• [Trecho do texto]:
-----

Os visitantes mal conseguem se apresentar. "Eu sou Laurindo. Prazer". "Eu sou Joana, prazer". Juntamente com José, passam a se movimentar ligeiro, como se tivessem ensaiado, pois a coisa toda não pode acabar mal. Os homens reavivam brazas que já estavam agonizando num fogo de chão, achegam gravetos que sobraram do uso anterior que cozinhou só feijão, por sinal queimado, pelo cheiro que ainda se sente. A fumaça toma conta do ambiente e faz arder os olhos de quem espera, agora, numa ansiedade do tipo que afoga. A mulher conseguiu ferver água e escaldar uma faca de cozinha, à vista de Maria, mal coberta por um lençol surpreendentemente limpo que uma vizinha, avisada do caso, lhe alcançou. O homenzinho se livrou do ventre materno, separado pela faca de Dona Joana, a um choro alto e forte, de quem sorve o primeiro ar e reclama a primeira mamada.
Uma alegria aliviada se desata. Serena, se apossa de todos. Os ocupantes das outras barracas, tudo gente sem-terra e sem-teto, que também ainda não encontrou lugar para ficar, como o pai e a mãe do recém nascido, acorrem pressurosos em ajudar. Laurindo e Joana honrados, Maria e José confortados, há um que de solidariedade amorosa, feita de palavras e gestos, todo o mundo querendo repartir o pouco que tem com o casal de viajantes que festeja a chegada do primeiro filho.
No outro lado da cidade, muito longe dali, um foguetório faz-se ouvir, a noite se enche de sons, risos, as ruas, as árvores e os edifícios cobertos por milhares de pequenas lâmpadas coloridas, piscando, são cercados por gente que troca presentes, se abraça, anda atrás de um papai noel arquejante, vermelho na roupa e no rosto, o cabelo e a barba branca artificiais mal dependurados num gorro já meio caído, pelo peso de um saco que ele balança nas costas, cansado de representar, apenas, um papel.

-----

• [Dados disponíveis]:
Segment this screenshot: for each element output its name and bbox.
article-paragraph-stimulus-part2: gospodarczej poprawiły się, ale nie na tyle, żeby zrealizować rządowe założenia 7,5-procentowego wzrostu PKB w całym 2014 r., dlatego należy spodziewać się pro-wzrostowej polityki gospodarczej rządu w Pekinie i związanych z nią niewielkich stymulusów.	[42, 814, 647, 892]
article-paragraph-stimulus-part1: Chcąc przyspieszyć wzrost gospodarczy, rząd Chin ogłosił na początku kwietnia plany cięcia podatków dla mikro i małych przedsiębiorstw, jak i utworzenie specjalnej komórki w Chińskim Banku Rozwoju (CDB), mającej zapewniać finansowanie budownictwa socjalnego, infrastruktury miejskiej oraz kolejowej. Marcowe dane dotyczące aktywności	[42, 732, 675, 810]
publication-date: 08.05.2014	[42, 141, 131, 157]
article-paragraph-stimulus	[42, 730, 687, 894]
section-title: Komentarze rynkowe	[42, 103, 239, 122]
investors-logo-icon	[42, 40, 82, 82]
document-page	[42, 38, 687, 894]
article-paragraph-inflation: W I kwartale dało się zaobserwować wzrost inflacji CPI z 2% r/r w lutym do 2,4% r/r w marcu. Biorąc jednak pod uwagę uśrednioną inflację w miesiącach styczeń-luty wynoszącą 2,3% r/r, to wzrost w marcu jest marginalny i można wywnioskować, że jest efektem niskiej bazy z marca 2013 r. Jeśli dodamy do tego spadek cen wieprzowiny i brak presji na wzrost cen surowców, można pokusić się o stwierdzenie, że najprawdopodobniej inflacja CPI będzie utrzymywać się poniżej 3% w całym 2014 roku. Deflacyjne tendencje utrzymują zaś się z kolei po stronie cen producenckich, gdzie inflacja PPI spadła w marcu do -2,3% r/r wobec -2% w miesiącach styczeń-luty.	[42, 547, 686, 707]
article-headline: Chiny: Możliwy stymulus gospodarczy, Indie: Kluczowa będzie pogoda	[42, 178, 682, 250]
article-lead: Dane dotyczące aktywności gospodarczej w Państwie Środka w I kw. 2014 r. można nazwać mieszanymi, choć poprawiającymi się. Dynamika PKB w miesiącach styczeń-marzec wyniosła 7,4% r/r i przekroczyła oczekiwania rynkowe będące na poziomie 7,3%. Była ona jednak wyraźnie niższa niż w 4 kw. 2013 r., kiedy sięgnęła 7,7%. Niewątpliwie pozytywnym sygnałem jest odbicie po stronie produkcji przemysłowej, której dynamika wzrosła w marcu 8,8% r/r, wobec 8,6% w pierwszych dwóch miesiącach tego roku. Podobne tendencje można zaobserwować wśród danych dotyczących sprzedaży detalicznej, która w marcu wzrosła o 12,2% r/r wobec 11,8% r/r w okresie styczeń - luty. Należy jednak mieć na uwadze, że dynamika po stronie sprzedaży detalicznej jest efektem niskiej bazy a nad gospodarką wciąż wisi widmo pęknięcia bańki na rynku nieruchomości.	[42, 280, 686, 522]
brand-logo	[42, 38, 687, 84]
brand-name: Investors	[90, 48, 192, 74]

-----

• [Atividade 1]:
Por favor, reproduza fielmente a passagem do trecho sobre o nascimento no acampamento que vai de "Os visitantes mal" até "a primeira mamada.".
• [Atividade 2]:
Liste todos os nomes de pessoas mencionados no trecho sobre o nascimento no acampamento.
Os registros não têm nenhum papel nesta atividade.

• [Espaço de resposta 1]:
Os visitantes mal conseguem se apresentar. "Eu sou Laurindo. Prazer". "Eu sou Joana, prazer". Juntamente com José, passam a se movimentar ligeiro, como se tivessem ensaiado, pois a coisa toda não pode acabar mal. Os homens reavivam brazas que já estavam agonizando num fogo de chão, achegam gravetos que sobraram do uso anterior que cozinhou só feijão, por sinal queimado, pelo cheiro que ainda se sente. A fumaça toma conta do ambiente e faz arder os olhos de quem espera, agora, numa ansiedade do tipo que afoga. A mulher conseguiu ferver água e escaldar uma faca de cozinha, à vista de Maria, mal coberta por um lençol surpreendentemente limpo que uma vizinha, avisada do caso, lhe alcançou. O homenzinho se livrou do ventre materno, separado pela faca de Dona Joana, a um choro alto e forte, de quem sorve o primeiro ar e reclama a primeira mamada.

• [Espaço de resposta 2]:
Laurindo, Joana, José, Maria